● **À FAIRE**:
1 – Répondez à ces questions d'après le texte sur la réalité virtuelle et le journalisme :
(a) Dans quels trois domaines la personne qui parle dit-elle avoir travaillé ?
(b) Sur quel sujet voulait-elle écrire un article ?
(c) Comment s'appelait sa stagiaire ?
2 – Poursuivez le texte sur la réalité virtuelle et le journalisme à partir de là où il s'arrête.

● **TEXTE EXTRAIT**:
Et si je pouvais
vous raconter une histoire
dont vous vous souviendriez
avec tout votre corps
et pas juste avec votre esprit ?
Tout au long de ma vie de journaliste
j'ai vraiment essayé
d'écrire des histoires
qui feraient une différence
et éveilleraient l'intérêt des lecteurs.
J'ai travaillé au tirage,
dans le documentaire,
et dans la diffusion.
Mais ce n'est qu'en me tournant
vers la réalité virtuelle
que j'ai commencé à observer
des réactions intenses
et authentiques du public
qui m'ont époustouflée.
Ce qui est formidable
avec la réalité virtuelle, RV,
c'est que je peux vous mettre en situation
au beau milieu de l'histoire.
Quand vous mettez ces lunettes,
elles suivent le mouvement de vos yeux ;
vous ressentez dans tout votre corps
l'impression d'y être vraiment.
Il y a cinq ans,
j'ai vraiment commencé à insister
pour qu'on utilise la réalité virtuelle
en accord avec le journalisme.
Et je voulais faire
un article sur la famine.
Il y a des familles américaines affamées,
des banques alimentaires débordées
et souvent à court de nourriture.
Bon, je savais que je ne pouvais pas
faire ressentir la faim au public,
mais je pouvais peut-être réussir à leur
faire ressentir quelque chose de physique.
Donc — toujours il y a cinq ans —
mêler le journalisme
et la réalité virtuelle
était considéré comme
une idée plus que boiteuse,
et je n'avais pas de financements.
Croyez-moi, mes collègues
se sont bien moqués de moi.
Cependant, j'avais une super stagiaire,
nommée Michaela Kobsa-Mark.
On est allé dans
des banques alimentaires
et avons pris des photos
et des enregistrements.
Puis un jour elle est revenue
à mon bureau
et elle criait, elle pleurait.

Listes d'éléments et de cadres
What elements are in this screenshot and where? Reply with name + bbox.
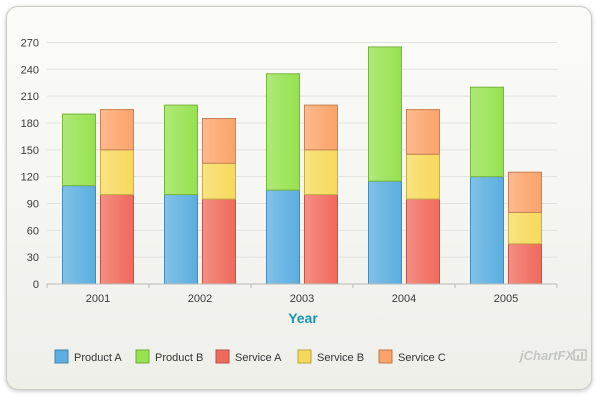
bars — [62, 46, 542, 285]
chart-logo-icon — [573, 349, 587, 361]
y-tick-label: 90 — [27, 198, 39, 210]
x-tick-label: 2003 — [290, 293, 314, 305]
bar-product-a-2004[interactable] — [368, 180, 402, 285]
y-tick-label: 60 — [27, 225, 39, 237]
y-tick-label: 180 — [21, 118, 39, 130]
bar-product-b-2001[interactable] — [62, 113, 96, 187]
legend-item-product-a[interactable]: Product A — [54, 349, 122, 364]
x-tick-label: 2001 — [86, 293, 110, 305]
bar-service-b-2003[interactable] — [304, 149, 338, 196]
legend-swatch — [135, 349, 150, 364]
legend-item-product-b[interactable]: Product B — [135, 349, 203, 364]
bar-service-b-2001[interactable] — [100, 149, 134, 196]
bar-product-a-2005[interactable] — [470, 176, 504, 285]
legend-item-service-a[interactable]: Service A — [215, 349, 282, 364]
bar-product-a-2002[interactable] — [164, 194, 198, 285]
legend-swatch — [297, 349, 312, 364]
bar-product-b-2004[interactable] — [368, 46, 402, 182]
legend-item-service-b[interactable]: Service B — [297, 349, 364, 364]
bar-product-b-2002[interactable] — [164, 104, 198, 196]
y-tick-label: 30 — [27, 252, 39, 264]
bar-service-b-2004[interactable] — [406, 153, 440, 200]
jchartfx-logo: jChartFX — [518, 348, 576, 363]
legend-label: Product A — [74, 352, 122, 364]
bar-product-a-2003[interactable] — [266, 189, 300, 285]
y-tick-label: 240 — [21, 64, 39, 76]
bar-product-b-2003[interactable] — [266, 73, 300, 191]
x-tick-label: 2005 — [494, 293, 518, 305]
legend-item-service-c[interactable]: Service C — [378, 349, 446, 364]
legend-label: Service B — [317, 352, 364, 364]
bar-service-c-2002[interactable] — [202, 118, 236, 164]
x-tick-label: 2002 — [188, 293, 212, 305]
legend: Product A Product B Service A Service B Serv… — [54, 349, 446, 364]
bar-service-c-2004[interactable] — [406, 109, 440, 155]
x-axis-title: Year — [288, 310, 318, 326]
bar-product-b-2005[interactable] — [470, 86, 504, 178]
legend-swatch — [54, 349, 69, 364]
legend-swatch — [215, 349, 230, 364]
legend-label: Service A — [235, 352, 282, 364]
bar-service-a-2002[interactable] — [202, 198, 236, 285]
y-tick-label: 0 — [33, 279, 39, 291]
bar-service-c-2003[interactable] — [304, 104, 338, 151]
axes: 0 30 60 90 120 150 180 210 240 270 2001 2002 2003 200… — [21, 37, 558, 305]
bar-service-c-2001[interactable] — [100, 109, 134, 151]
bar-service-a-2001[interactable] — [100, 194, 134, 285]
y-tick-label: 150 — [21, 145, 39, 157]
bar-service-b-2002[interactable] — [202, 162, 236, 200]
bar-service-a-2005[interactable] — [508, 243, 542, 285]
legend-label: Service C — [398, 352, 446, 364]
y-tick-label: 270 — [21, 37, 39, 49]
legend-label: Product B — [155, 352, 203, 364]
legend-swatch — [378, 349, 393, 364]
y-tick-label: 120 — [21, 172, 39, 184]
y-tick-label: 210 — [21, 91, 39, 103]
x-tick-label: 2004 — [392, 293, 416, 305]
bar-service-a-2004[interactable] — [406, 198, 440, 285]
bar-service-b-2005[interactable] — [508, 211, 542, 245]
bar-service-a-2003[interactable] — [304, 194, 338, 285]
bar-product-a-2001[interactable] — [62, 185, 96, 285]
bar-service-c-2005[interactable] — [508, 171, 542, 213]
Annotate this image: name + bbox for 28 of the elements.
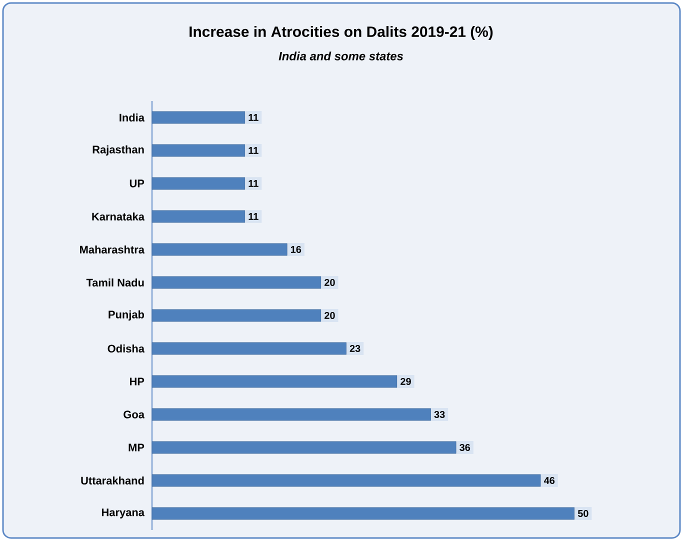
data-label: 20 bbox=[324, 312, 335, 320]
data-label: 36 bbox=[460, 444, 470, 452]
y-tick-label: Haryana bbox=[102, 508, 145, 518]
chart-title: Increase in Atrocities on Dalits 2019-21 (%) bbox=[190, 26, 493, 40]
y-tick-label: Rajasthan bbox=[92, 145, 144, 156]
y-tick-label: Uttarakhand bbox=[81, 476, 144, 485]
data-label: 11 bbox=[248, 213, 258, 220]
chart-subtitle: India and some states bbox=[278, 52, 404, 60]
data-label: 11 bbox=[248, 180, 258, 187]
data-label: 11 bbox=[248, 147, 258, 154]
y-tick-label: Maharashtra bbox=[80, 245, 145, 254]
data-label: 11 bbox=[248, 114, 258, 121]
data-label: 29 bbox=[400, 378, 411, 386]
y-tick-label: UP bbox=[130, 180, 144, 188]
data-label: 20 bbox=[324, 278, 335, 286]
data-label: 50 bbox=[578, 510, 588, 518]
y-tick-label: Odisha bbox=[108, 344, 145, 353]
y-tick-label: HP bbox=[130, 378, 144, 386]
y-tick-label: Karnataka bbox=[92, 212, 145, 221]
y-tick-label: Punjab bbox=[108, 310, 144, 321]
data-label: 46 bbox=[544, 476, 555, 484]
y-tick-label: Tamil Nadu bbox=[86, 278, 144, 287]
y-tick-label: Goa bbox=[124, 410, 145, 418]
y-tick-label: MP bbox=[128, 444, 144, 452]
data-label: 16 bbox=[291, 246, 302, 254]
data-label: 23 bbox=[350, 344, 360, 352]
y-tick-label: India bbox=[120, 113, 145, 122]
data-label: 33 bbox=[434, 410, 445, 418]
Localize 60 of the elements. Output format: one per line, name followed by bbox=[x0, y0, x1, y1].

● **RÉPONSES ÉCRITES**:
1 –
(a) Au tirage, dans le documentaire et dans la diffusion.
(b) Sur la famine.
(c) Michaela Kobsa-Mark.

2 –
Elle s'était tenue au milieu
d'une longue queue ;
la réceptionniste était
complètement débordée
et Michaela criait :
« Ils sont trop nombreux !
Ils sont trop nombreux. »
Et un homme atteint de diabète
n'a pas pu manger à temps,
son taux de sucre a chuté brusquement
et il est tombé dans le coma.
Dès que j'ai entendu l'enregistrement,
j'ai su qu'il serait évocateur
de ce qui se passait réellement
dans les banques alimentaires.
Donc voici la file d'attente.
Regardez comme elle était longue.
Encore une fois : nous n'avions pas
de financements,
donc j'ai dû reproduire la situation
avec des humains virtuels,
et les gens ont demandé, supplié
que l'on m'aide à créer des modèles
pour les rendre aussi précis que possible.
Puis on a essayé de transmettre
ce qui s'était déroulé ce jour-là
avec autant de précision que possible.
Voix : Ils sont trop nombreux !
Ils sont trop nombreux !
Voix : Il est en train
de faire une attaque.
Voix : Appelez une ambulance !
N. de la Peña : Donc l'homme à droite,
il croit qu'il tourne autour du corps.
Il croit qu'il est
dans la même pièce que ce corps.
Comme s'il était à ses pieds.
Et pourtant, du coin des yeux,
il voit bien qu'il est
dans un laboratoire.
Il devrait savoir
qu'il n'est pas vraiment dans la rue,
mais il a l'impression
d'être avec ces gens.
Il fait attention
à ne pas marcher sur le malade
qui n'est en fait pas vraiment là.
Donc cet article a fini
par arriver au Sundance de 2012.
Un exploit puisque c'était
le premier film documentaire virtuel
à y être présenté.
Quand ça a été à nous,
j'étais vraiment terrifiée.
Je ne savais pas
comment le public réagirait
et ce qui allait se passer.
On a débarqué avec
ces lunettes couvertes de scotch.
Oh, tu pleures. Gina, tu pleures.
On entend la surprise dans ma voix, non ?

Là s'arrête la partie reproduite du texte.